### STATED GOAL
Restate each of the lines given below, word for word.

### EXTRACTED INFORMATION
==========

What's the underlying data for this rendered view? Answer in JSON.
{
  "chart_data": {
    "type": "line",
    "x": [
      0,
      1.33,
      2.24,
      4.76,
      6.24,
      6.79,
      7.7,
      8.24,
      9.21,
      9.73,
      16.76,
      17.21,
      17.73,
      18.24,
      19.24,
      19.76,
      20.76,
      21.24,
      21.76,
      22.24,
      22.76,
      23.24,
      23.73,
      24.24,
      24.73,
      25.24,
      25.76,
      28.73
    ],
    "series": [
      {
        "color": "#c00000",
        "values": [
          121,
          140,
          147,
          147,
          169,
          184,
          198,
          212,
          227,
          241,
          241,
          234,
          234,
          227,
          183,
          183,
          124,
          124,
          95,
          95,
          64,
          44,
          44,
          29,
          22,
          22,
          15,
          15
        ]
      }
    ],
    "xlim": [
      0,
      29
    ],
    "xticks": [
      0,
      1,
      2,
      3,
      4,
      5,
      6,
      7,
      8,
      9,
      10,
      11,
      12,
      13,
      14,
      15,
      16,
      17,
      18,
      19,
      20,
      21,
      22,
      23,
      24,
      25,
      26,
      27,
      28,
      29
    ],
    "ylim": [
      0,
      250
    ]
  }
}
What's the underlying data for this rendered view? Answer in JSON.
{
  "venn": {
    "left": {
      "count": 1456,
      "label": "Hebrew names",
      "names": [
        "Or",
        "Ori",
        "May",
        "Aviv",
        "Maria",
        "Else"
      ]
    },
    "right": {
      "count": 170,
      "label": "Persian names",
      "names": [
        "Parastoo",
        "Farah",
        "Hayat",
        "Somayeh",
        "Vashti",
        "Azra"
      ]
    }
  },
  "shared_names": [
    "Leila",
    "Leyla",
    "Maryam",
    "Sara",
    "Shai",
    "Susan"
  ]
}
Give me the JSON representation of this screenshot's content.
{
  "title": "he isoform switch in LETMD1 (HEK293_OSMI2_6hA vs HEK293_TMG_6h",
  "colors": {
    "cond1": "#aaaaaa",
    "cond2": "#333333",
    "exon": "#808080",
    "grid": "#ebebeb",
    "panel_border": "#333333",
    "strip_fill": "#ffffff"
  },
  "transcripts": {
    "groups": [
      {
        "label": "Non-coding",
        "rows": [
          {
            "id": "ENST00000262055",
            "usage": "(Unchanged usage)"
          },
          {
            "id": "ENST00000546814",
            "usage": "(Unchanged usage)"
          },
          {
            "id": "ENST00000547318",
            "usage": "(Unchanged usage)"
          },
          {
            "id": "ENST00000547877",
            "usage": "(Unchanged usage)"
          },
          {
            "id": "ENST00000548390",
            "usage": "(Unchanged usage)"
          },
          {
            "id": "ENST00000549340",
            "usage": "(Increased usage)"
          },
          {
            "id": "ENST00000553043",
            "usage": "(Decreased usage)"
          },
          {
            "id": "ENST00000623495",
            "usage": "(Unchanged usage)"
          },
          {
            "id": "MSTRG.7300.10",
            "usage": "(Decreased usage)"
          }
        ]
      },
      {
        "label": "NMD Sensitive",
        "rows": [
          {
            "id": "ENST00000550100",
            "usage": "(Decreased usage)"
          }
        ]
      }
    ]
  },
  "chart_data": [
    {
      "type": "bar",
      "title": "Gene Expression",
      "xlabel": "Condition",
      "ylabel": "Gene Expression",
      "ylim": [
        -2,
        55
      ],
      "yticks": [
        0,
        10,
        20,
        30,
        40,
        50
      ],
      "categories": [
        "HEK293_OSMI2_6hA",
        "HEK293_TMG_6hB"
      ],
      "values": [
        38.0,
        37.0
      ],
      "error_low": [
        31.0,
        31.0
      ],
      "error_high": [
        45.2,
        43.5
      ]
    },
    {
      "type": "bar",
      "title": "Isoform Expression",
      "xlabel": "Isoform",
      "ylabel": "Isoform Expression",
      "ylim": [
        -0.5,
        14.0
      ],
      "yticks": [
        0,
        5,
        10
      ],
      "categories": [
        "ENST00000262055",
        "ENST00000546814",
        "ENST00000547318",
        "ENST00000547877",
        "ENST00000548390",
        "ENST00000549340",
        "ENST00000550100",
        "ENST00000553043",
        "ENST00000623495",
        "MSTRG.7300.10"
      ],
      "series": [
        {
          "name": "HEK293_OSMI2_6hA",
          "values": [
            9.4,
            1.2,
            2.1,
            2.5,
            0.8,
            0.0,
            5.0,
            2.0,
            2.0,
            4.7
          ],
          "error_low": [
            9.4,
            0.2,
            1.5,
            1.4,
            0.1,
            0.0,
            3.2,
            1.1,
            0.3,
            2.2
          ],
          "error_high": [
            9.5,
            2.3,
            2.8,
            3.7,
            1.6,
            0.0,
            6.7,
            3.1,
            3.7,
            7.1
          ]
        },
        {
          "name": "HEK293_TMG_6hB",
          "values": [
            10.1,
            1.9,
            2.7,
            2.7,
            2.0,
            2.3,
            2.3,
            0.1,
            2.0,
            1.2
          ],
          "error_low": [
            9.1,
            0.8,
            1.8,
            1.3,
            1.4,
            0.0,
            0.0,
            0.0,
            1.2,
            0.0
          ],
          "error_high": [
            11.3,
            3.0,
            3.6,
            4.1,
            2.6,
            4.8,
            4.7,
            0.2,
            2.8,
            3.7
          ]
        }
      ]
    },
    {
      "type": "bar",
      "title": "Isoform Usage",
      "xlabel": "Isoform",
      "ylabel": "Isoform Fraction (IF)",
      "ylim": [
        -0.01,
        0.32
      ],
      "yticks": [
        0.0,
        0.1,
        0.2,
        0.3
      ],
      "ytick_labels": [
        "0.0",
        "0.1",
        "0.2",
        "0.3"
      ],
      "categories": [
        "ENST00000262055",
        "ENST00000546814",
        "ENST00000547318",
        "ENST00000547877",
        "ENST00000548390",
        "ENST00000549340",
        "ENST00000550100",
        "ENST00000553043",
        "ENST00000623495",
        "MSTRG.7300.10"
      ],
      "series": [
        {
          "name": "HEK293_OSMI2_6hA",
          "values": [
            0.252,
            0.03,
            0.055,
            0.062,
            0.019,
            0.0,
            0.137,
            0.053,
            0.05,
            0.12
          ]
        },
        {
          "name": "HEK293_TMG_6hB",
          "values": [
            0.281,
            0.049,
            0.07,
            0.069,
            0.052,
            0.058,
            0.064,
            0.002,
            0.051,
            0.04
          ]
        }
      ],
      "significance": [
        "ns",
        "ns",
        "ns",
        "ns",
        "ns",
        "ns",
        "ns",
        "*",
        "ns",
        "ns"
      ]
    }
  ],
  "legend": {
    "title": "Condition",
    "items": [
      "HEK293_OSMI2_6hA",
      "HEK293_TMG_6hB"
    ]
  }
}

==========

### ANSWER TO THE TASK
What's the underlying data for this rendered view? Answer in JSON.
{
  "chart_data": {
    "type": "line",
    "x": [
      0,
      1.33,
      2.24,
      4.76,
      6.24,
      6.79,
      7.7,
      8.24,
      9.21,
      9.73,
      16.76,
      17.21,
      17.73,
      18.24,
      19.24,
      19.76,
      20.76,
      21.24,
      21.76,
      22.24,
      22.76,
      23.24,
      23.73,
      24.24,
      24.73,
      25.24,
      25.76,
      28.73
    ],
    "series": [
      {
        "color": "#c00000",
        "values": [
          121,
          140,
          147,
          147,
          169,
          184,
          198,
          212,
          227,
          241,
          241,
          234,
          234,
          227,
          183,
          183,
          124,
          124,
          95,
          95,
          64,
          44,
          44,
          29,
          22,
          22,
          15,
          15
        ]
      }
    ],
    "xlim": [
      0,
      29
    ],
    "xticks": [
      0,
      1,
      2,
      3,
      4,
      5,
      6,
      7,
      8,
      9,
      10,
      11,
      12,
      13,
      14,
      15,
      16,
      17,
      18,
      19,
      20,
      21,
      22,
      23,
      24,
      25,
      26,
      27,
      28,
      29
    ],
    "ylim": [
      0,
      250
    ]
  }
}
What's the underlying data for this rendered view? Answer in JSON.
{
  "venn": {
    "left": {
      "count": 1456,
      "label": "Hebrew names",
      "names": [
        "Or",
        "Ori",
        "May",
        "Aviv",
        "Maria",
        "Else"
      ]
    },
    "right": {
      "count": 170,
      "label": "Persian names",
      "names": [
        "Parastoo",
        "Farah",
        "Hayat",
        "Somayeh",
        "Vashti",
        "Azra"
      ]
    }
  },
  "shared_names": [
    "Leila",
    "Leyla",
    "Maryam",
    "Sara",
    "Shai",
    "Susan"
  ]
}
Give me the JSON representation of this screenshot's content.
{
  "title": "he isoform switch in LETMD1 (HEK293_OSMI2_6hA vs HEK293_TMG_6h",
  "colors": {
    "cond1": "#aaaaaa",
    "cond2": "#333333",
    "exon": "#808080",
    "grid": "#ebebeb",
    "panel_border": "#333333",
    "strip_fill": "#ffffff"
  },
  "transcripts": {
    "groups": [
      {
        "label": "Non-coding",
        "rows": [
          {
            "id": "ENST00000262055",
            "usage": "(Unchanged usage)"
          },
          {
            "id": "ENST00000546814",
            "usage": "(Unchanged usage)"
          },
          {
            "id": "ENST00000547318",
            "usage": "(Unchanged usage)"
          },
          {
            "id": "ENST00000547877",
            "usage": "(Unchanged usage)"
          },
          {
            "id": "ENST00000548390",
            "usage": "(Unchanged usage)"
          },
          {
            "id": "ENST00000549340",
            "usage": "(Increased usage)"
          },
          {
            "id": "ENST00000553043",
            "usage": "(Decreased usage)"
          },
          {
            "id": "ENST00000623495",
            "usage": "(Unchanged usage)"
          },
          {
            "id": "MSTRG.7300.10",
            "usage": "(Decreased usage)"
          }
        ]
      },
      {
        "label": "NMD Sensitive",
        "rows": [
          {
            "id": "ENST00000550100",
            "usage": "(Decreased usage)"
          }
        ]
      }
    ]
  },
  "chart_data": [
    {
      "type": "bar",
      "title": "Gene Expression",
      "xlabel": "Condition",
      "ylabel": "Gene Expression",
      "ylim": [
        -2,
        55
      ],
      "yticks": [
        0,
        10,
        20,
        30,
        40,
        50
      ],
      "categories": [
        "HEK293_OSMI2_6hA",
        "HEK293_TMG_6hB"
      ],
      "values": [
        38.0,
        37.0
      ],
      "error_low": [
        31.0,
        31.0
      ],
      "error_high": [
        45.2,
        43.5
      ]
    },
    {
      "type": "bar",
      "title": "Isoform Expression",
      "xlabel": "Isoform",
      "ylabel": "Isoform Expression",
      "ylim": [
        -0.5,
        14.0
      ],
      "yticks": [
        0,
        5,
        10
      ],
      "categories": [
        "ENST00000262055",
        "ENST00000546814",
        "ENST00000547318",
        "ENST00000547877",
        "ENST00000548390",
        "ENST00000549340",
        "ENST00000550100",
        "ENST00000553043",
        "ENST00000623495",
        "MSTRG.7300.10"
      ],
      "series": [
        {
          "name": "HEK293_OSMI2_6hA",
          "values": [
            9.4,
            1.2,
            2.1,
            2.5,
            0.8,
            0.0,
            5.0,
            2.0,
            2.0,
            4.7
          ],
          "error_low": [
            9.4,
            0.2,
            1.5,
            1.4,
            0.1,
            0.0,
            3.2,
            1.1,
            0.3,
            2.2
          ],
          "error_high": [
            9.5,
            2.3,
            2.8,
            3.7,
            1.6,
            0.0,
            6.7,
            3.1,
            3.7,
            7.1
          ]
        },
        {
          "name": "HEK293_TMG_6hB",
          "values": [
            10.1,
            1.9,
            2.7,
            2.7,
            2.0,
            2.3,
            2.3,
            0.1,
            2.0,
            1.2
          ],
          "error_low": [
            9.1,
            0.8,
            1.8,
            1.3,
            1.4,
            0.0,
            0.0,
            0.0,
            1.2,
            0.0
          ],
          "error_high": [
            11.3,
            3.0,
            3.6,
            4.1,
            2.6,
            4.8,
            4.7,
            0.2,
            2.8,
            3.7
          ]
        }
      ]
    },
    {
      "type": "bar",
      "title": "Isoform Usage",
      "xlabel": "Isoform",
      "ylabel": "Isoform Fraction (IF)",
      "ylim": [
        -0.01,
        0.32
      ],
      "yticks": [
        0.0,
        0.1,
        0.2,
        0.3
      ],
      "ytick_labels": [
        "0.0",
        "0.1",
        "0.2",
        "0.3"
      ],
      "categories": [
        "ENST00000262055",
        "ENST00000546814",
        "ENST00000547318",
        "ENST00000547877",
        "ENST00000548390",
        "ENST00000549340",
        "ENST00000550100",
        "ENST00000553043",
        "ENST00000623495",
        "MSTRG.7300.10"
      ],
      "series": [
        {
          "name": "HEK293_OSMI2_6hA",
          "values": [
            0.252,
            0.03,
            0.055,
            0.062,
            0.019,
            0.0,
            0.137,
            0.053,
            0.05,
            0.12
          ]
        },
        {
          "name": "HEK293_TMG_6hB",
          "values": [
            0.281,
            0.049,
            0.07,
            0.069,
            0.052,
            0.058,
            0.064,
            0.002,
            0.051,
            0.04
          ]
        }
      ],
      "significance": [
        "ns",
        "ns",
        "ns",
        "ns",
        "ns",
        "ns",
        "ns",
        "*",
        "ns",
        "ns"
      ]
    }
  ],
  "legend": {
    "title": "Condition",
    "items": [
      "HEK293_OSMI2_6hA",
      "HEK293_TMG_6hB"
    ]
  }
}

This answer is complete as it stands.